┌──

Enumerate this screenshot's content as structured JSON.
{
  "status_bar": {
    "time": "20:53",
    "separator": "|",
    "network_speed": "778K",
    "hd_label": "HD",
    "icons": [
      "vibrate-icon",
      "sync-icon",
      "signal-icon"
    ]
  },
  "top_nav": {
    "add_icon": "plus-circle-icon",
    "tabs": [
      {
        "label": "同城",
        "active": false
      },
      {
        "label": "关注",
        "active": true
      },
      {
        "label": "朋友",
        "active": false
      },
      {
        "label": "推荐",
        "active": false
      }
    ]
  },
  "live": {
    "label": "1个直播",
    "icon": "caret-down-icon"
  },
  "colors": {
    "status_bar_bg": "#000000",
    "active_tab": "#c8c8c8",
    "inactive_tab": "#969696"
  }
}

└──

__Given request__
Reproduce the entries above in full, verbatim.

__Written solution__
Enumerate this screenshot's content as structured JSON.
{
  "status_bar": {
    "time": "20:53",
    "separator": "|",
    "network_speed": "778K",
    "hd_label": "HD",
    "icons": [
      "vibrate-icon",
      "sync-icon",
      "signal-icon"
    ]
  },
  "top_nav": {
    "add_icon": "plus-circle-icon",
    "tabs": [
      {
        "label": "同城",
        "active": false
      },
      {
        "label": "关注",
        "active": true
      },
      {
        "label": "朋友",
        "active": false
      },
      {
        "label": "推荐",
        "active": false
      }
    ]
  },
  "live": {
    "label": "1个直播",
    "icon": "caret-down-icon"
  },
  "colors": {
    "status_bar_bg": "#000000",
    "active_tab": "#c8c8c8",
    "inactive_tab": "#969696"
  }
}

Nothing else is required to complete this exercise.